**Your task**.
Restate the data word for word and leave the images out.

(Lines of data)
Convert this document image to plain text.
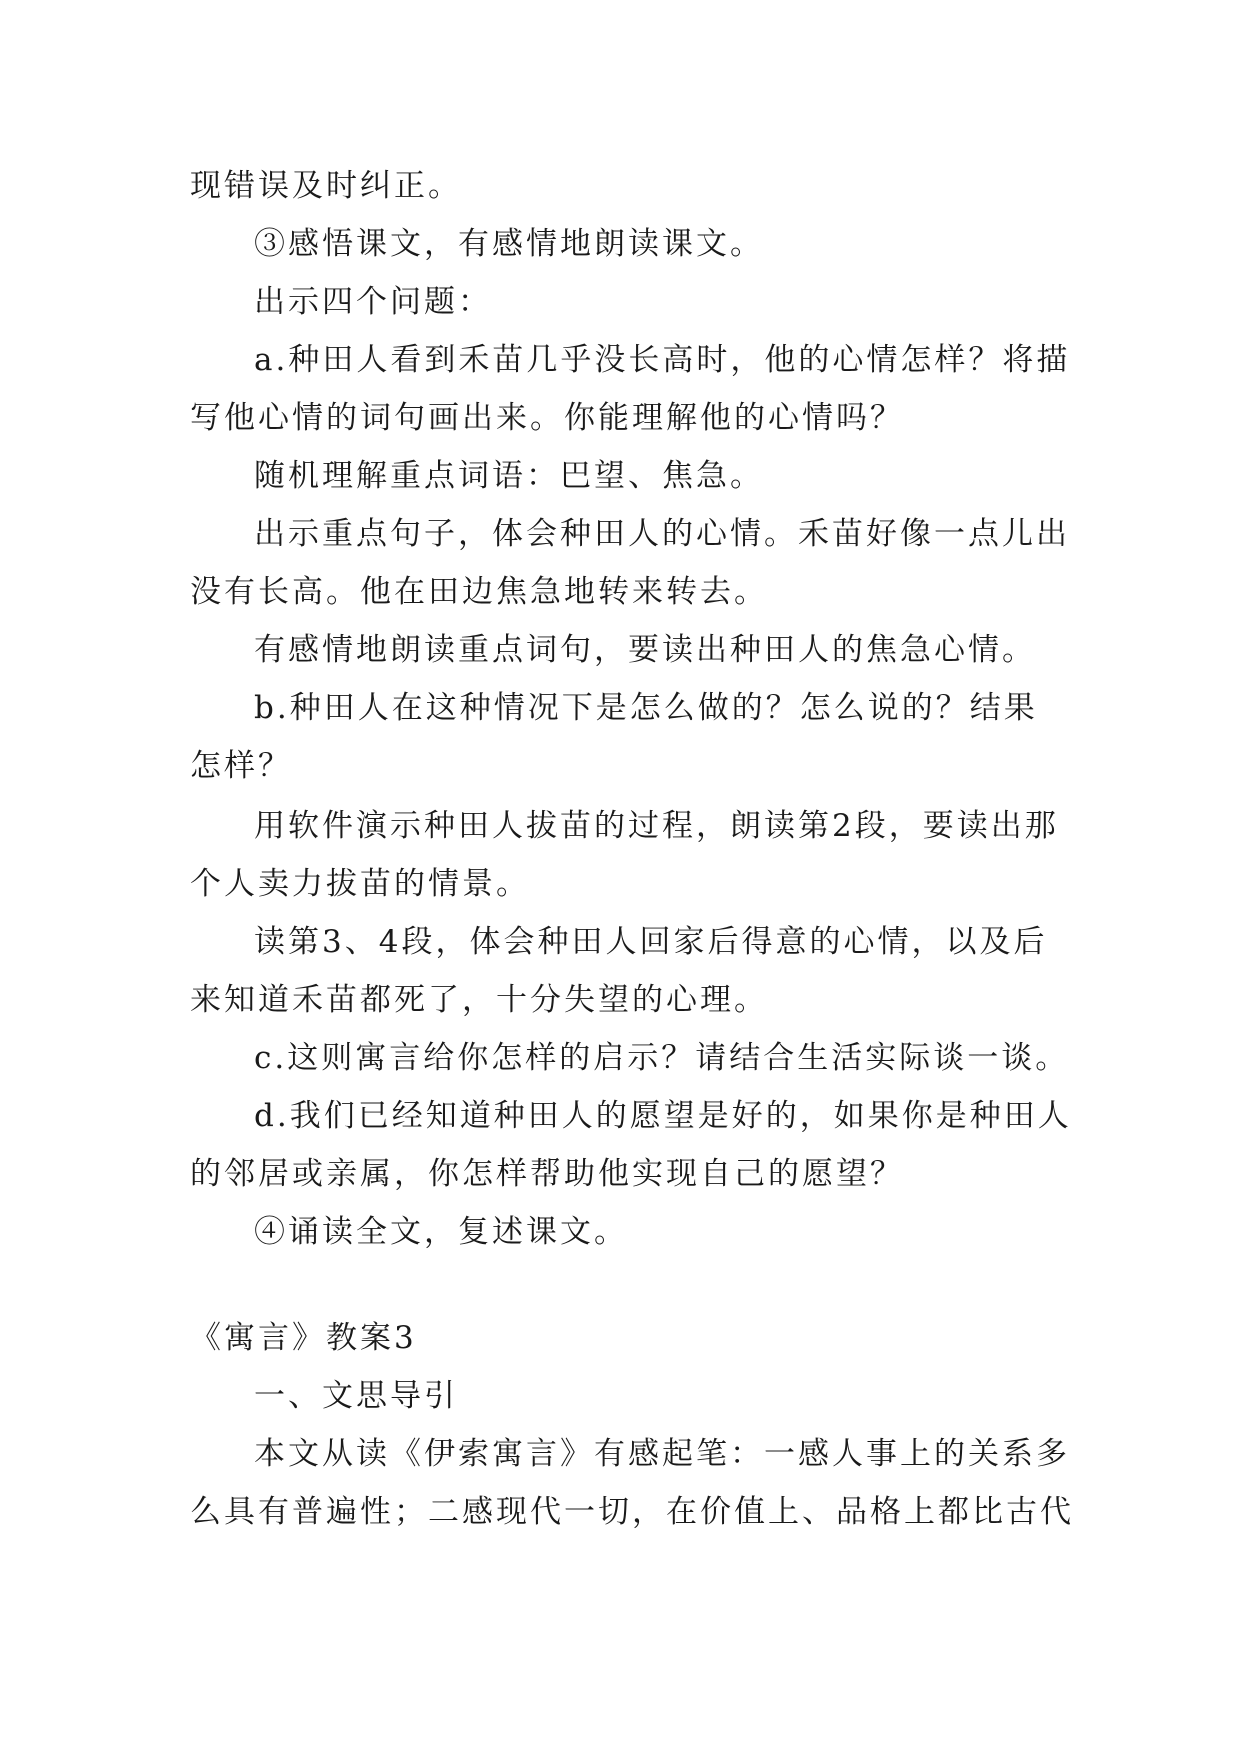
现错误及时纠正。
③感悟课文，有感情地朗读课文。
出示四个问题：
a.种田人看到禾苗几乎没长高时，他的心情怎样？将描
写他心情的词句画出来。你能理解他的心情吗？
随机理解重点词语：巴望、焦急。
出示重点句子，体会种田人的心情。禾苗好像一点儿出
没有长高。他在田边焦急地转来转去。
有感情地朗读重点词句，要读出种田人的焦急心情。
b.种田人在这种情况下是怎么做的？怎么说的？结果
怎样？
用软件演示种田人拔苗的过程，朗读第2段，要读出那
个人卖力拔苗的情景。
读第3、4段，体会种田人回家后得意的心情，以及后
来知道禾苗都死了，十分失望的心理。
c.这则寓言给你怎样的启示？请结合生活实际谈一谈。
d.我们已经知道种田人的愿望是好的，如果你是种田人
的邻居或亲属，你怎样帮助他实现自己的愿望？
④诵读全文，复述课文。
《寓言》教案3
一、文思导引
本文从读《伊索寓言》有感起笔：一感人事上的关系多
么具有普遍性；二感现代一切，在价值上、品格上都比古代
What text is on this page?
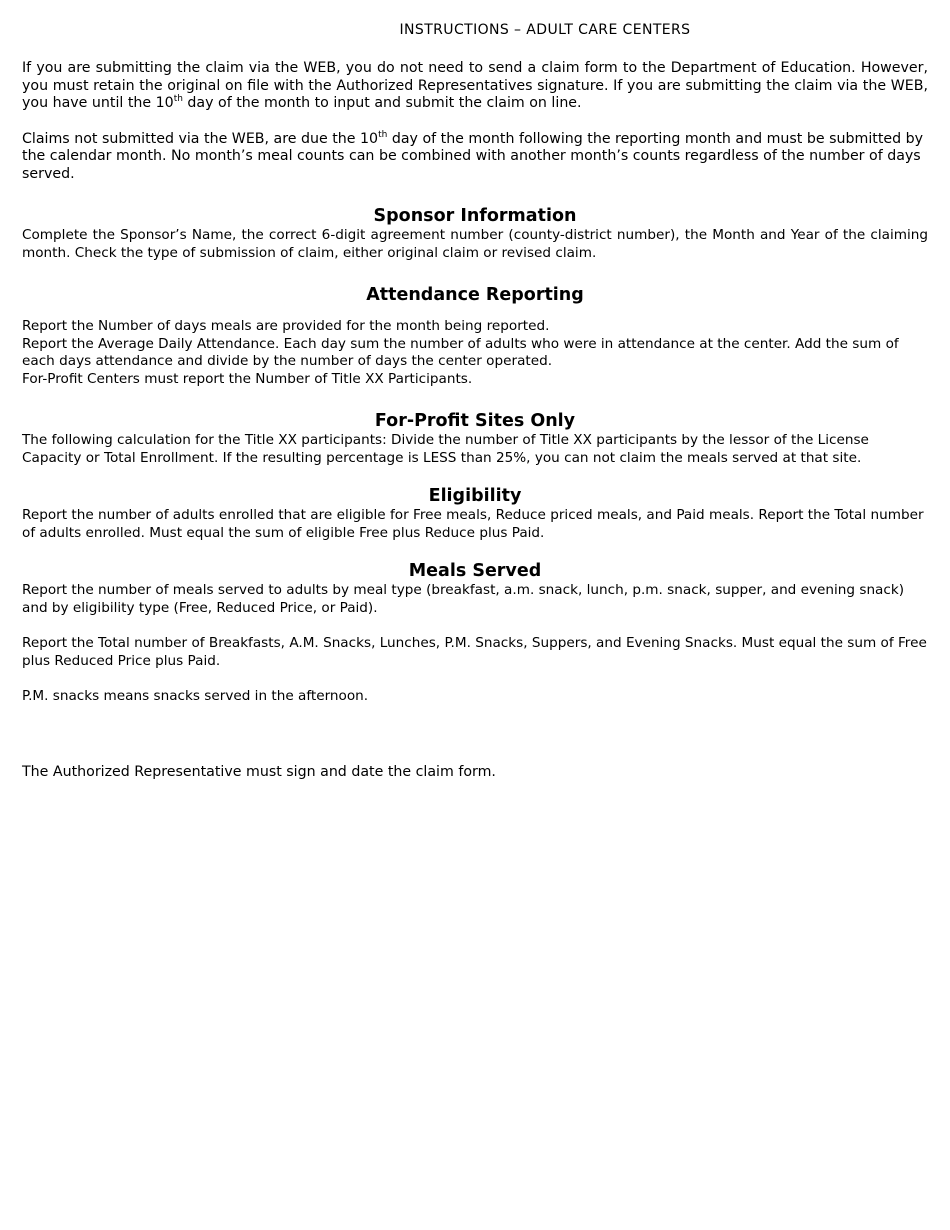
INSTRUCTIONS – ADULT CARE CENTERS

If you are submitting the claim via the WEB, you do not need to send a claim form to the Department of Education. However, you must retain the original on file with the Authorized Representatives signature. If you are submitting the claim via the WEB, you have until the 10th day of the month to input and submit the claim on line.

Claims not submitted via the WEB, are due the 10th day of the month following the reporting month and must be submitted by the calendar month. No month’s meal counts can be combined with another month’s counts regardless of the number of days served.

Sponsor Information

Complete the Sponsor’s Name, the correct 6-digit agreement number (county-district number), the Month and Year of the claiming month. Check the type of submission of claim, either original claim or revised claim.

Attendance Reporting

Report the Number of days meals are provided for the month being reported.

Report the Average Daily Attendance. Each day sum the number of adults who were in attendance at the center. Add the sum of each days attendance and divide by the number of days the center operated.

For-Profit Centers must report the Number of Title XX Participants.

For-Profit Sites Only

The following calculation for the Title XX participants: Divide the number of Title XX participants by the lessor of the License Capacity or Total Enrollment. If the resulting percentage is LESS than 25%, you can not claim the meals served at that site.

Eligibility

Report the number of adults enrolled that are eligible for Free meals, Reduce priced meals, and Paid meals. Report the Total number of adults enrolled. Must equal the sum of eligible Free plus Reduce plus Paid.

Meals Served

Report the number of meals served to adults by meal type (breakfast, a.m. snack, lunch, p.m. snack, supper, and evening snack) and by eligibility type (Free, Reduced Price, or Paid).

Report the Total number of Breakfasts, A.M. Snacks, Lunches, P.M. Snacks, Suppers, and Evening Snacks. Must equal the sum of Free plus Reduced Price plus Paid.

P.M. snacks means snacks served in the afternoon.

The Authorized Representative must sign and date the claim form.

**Output for this task**.
Convert this document image to plain text.
现错误及时纠正。
③感悟课文，有感情地朗读课文。
出示四个问题：
a.种田人看到禾苗几乎没长高时，他的心情怎样？将描
写他心情的词句画出来。你能理解他的心情吗？
随机理解重点词语：巴望、焦急。
出示重点句子，体会种田人的心情。禾苗好像一点儿出
没有长高。他在田边焦急地转来转去。
有感情地朗读重点词句，要读出种田人的焦急心情。
b.种田人在这种情况下是怎么做的？怎么说的？结果
怎样？
用软件演示种田人拔苗的过程，朗读第2段，要读出那
个人卖力拔苗的情景。
读第3、4段，体会种田人回家后得意的心情，以及后
来知道禾苗都死了，十分失望的心理。
c.这则寓言给你怎样的启示？请结合生活实际谈一谈。
d.我们已经知道种田人的愿望是好的，如果你是种田人
的邻居或亲属，你怎样帮助他实现自己的愿望？
④诵读全文，复述课文。
《寓言》教案3
一、文思导引
本文从读《伊索寓言》有感起笔：一感人事上的关系多
么具有普遍性；二感现代一切，在价值上、品格上都比古代
What text is on this page?
INSTRUCTIONS – ADULT CARE CENTERS

If you are submitting the claim via the WEB, you do not need to send a claim form to the Department of Education. However, you must retain the original on file with the Authorized Representatives signature. If you are submitting the claim via the WEB, you have until the 10th day of the month to input and submit the claim on line.

Claims not submitted via the WEB, are due the 10th day of the month following the reporting month and must be submitted by the calendar month. No month’s meal counts can be combined with another month’s counts regardless of the number of days served.

Sponsor Information

Complete the Sponsor’s Name, the correct 6-digit agreement number (county-district number), the Month and Year of the claiming month. Check the type of submission of claim, either original claim or revised claim.

Attendance Reporting

Report the Number of days meals are provided for the month being reported.

Report the Average Daily Attendance. Each day sum the number of adults who were in attendance at the center. Add the sum of each days attendance and divide by the number of days the center operated.

For-Profit Centers must report the Number of Title XX Participants.

For-Profit Sites Only

The following calculation for the Title XX participants: Divide the number of Title XX participants by the lessor of the License Capacity or Total Enrollment. If the resulting percentage is LESS than 25%, you can not claim the meals served at that site.

Eligibility

Report the number of adults enrolled that are eligible for Free meals, Reduce priced meals, and Paid meals. Report the Total number of adults enrolled. Must equal the sum of eligible Free plus Reduce plus Paid.

Meals Served

Report the number of meals served to adults by meal type (breakfast, a.m. snack, lunch, p.m. snack, supper, and evening snack) and by eligibility type (Free, Reduced Price, or Paid).

Report the Total number of Breakfasts, A.M. Snacks, Lunches, P.M. Snacks, Suppers, and Evening Snacks. Must equal the sum of Free plus Reduced Price plus Paid.

P.M. snacks means snacks served in the afternoon.

The Authorized Representative must sign and date the claim form.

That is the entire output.